- **YOUR OBJECTIVE**
Output the line that contains "Read out every word on this page." and every line after it to the end of the entries, with nothing added or left out.

- **EXTRACTED ENTRIES**
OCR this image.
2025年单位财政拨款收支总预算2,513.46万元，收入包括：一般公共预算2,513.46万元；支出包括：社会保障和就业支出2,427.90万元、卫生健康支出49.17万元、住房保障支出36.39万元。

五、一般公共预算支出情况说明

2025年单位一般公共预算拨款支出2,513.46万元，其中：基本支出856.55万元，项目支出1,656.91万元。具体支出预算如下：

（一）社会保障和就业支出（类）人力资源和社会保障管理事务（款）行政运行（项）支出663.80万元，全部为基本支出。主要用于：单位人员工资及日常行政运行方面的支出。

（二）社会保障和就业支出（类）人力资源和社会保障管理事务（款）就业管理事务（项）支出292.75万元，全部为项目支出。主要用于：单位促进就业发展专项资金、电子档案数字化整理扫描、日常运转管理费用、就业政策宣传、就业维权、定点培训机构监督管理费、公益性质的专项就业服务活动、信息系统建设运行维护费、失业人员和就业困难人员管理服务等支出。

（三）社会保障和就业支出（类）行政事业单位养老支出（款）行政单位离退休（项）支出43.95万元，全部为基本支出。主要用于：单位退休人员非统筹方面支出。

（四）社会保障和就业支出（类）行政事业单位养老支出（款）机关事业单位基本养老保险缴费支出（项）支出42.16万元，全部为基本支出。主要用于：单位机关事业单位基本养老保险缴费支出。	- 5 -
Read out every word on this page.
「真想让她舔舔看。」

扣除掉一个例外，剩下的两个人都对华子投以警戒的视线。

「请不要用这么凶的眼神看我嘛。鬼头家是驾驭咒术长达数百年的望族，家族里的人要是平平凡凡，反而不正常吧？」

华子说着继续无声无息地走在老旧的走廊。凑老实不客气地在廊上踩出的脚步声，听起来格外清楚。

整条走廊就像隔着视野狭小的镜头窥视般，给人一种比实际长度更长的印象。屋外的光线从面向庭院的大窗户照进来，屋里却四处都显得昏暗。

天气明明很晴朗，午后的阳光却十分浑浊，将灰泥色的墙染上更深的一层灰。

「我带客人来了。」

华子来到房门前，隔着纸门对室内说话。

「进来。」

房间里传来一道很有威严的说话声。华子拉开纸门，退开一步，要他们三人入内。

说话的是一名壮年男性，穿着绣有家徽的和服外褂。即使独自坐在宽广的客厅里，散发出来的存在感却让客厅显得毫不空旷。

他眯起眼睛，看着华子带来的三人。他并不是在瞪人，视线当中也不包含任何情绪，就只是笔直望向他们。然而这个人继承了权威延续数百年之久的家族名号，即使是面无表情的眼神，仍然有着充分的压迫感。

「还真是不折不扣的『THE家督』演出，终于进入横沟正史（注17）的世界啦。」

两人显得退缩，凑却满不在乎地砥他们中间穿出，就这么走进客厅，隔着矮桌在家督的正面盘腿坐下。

- **FINISHED ANSWER**
Read out every word on this page.
「真想让她舔舔看。」

扣除掉一个例外，剩下的两个人都对华子投以警戒的视线。

「请不要用这么凶的眼神看我嘛。鬼头家是驾驭咒术长达数百年的望族，家族里的人要是平平凡凡，反而不正常吧？」

华子说着继续无声无息地走在老旧的走廊。凑老实不客气地在廊上踩出的脚步声，听起来格外清楚。

整条走廊就像隔着视野狭小的镜头窥视般，给人一种比实际长度更长的印象。屋外的光线从面向庭院的大窗户照进来，屋里却四处都显得昏暗。

天气明明很晴朗，午后的阳光却十分浑浊，将灰泥色的墙染上更深的一层灰。

「我带客人来了。」

华子来到房门前，隔着纸门对室内说话。

「进来。」

房间里传来一道很有威严的说话声。华子拉开纸门，退开一步，要他们三人入内。

说话的是一名壮年男性，穿着绣有家徽的和服外褂。即使独自坐在宽广的客厅里，散发出来的存在感却让客厅显得毫不空旷。

他眯起眼睛，看着华子带来的三人。他并不是在瞪人，视线当中也不包含任何情绪，就只是笔直望向他们。然而这个人继承了权威延续数百年之久的家族名号，即使是面无表情的眼神，仍然有着充分的压迫感。

「还真是不折不扣的『THE家督』演出，终于进入横沟正史（注17）的世界啦。」

两人显得退缩，凑却满不在乎地砥他们中间穿出，就这么走进客厅，隔着矮桌在家督的正面盘腿坐下。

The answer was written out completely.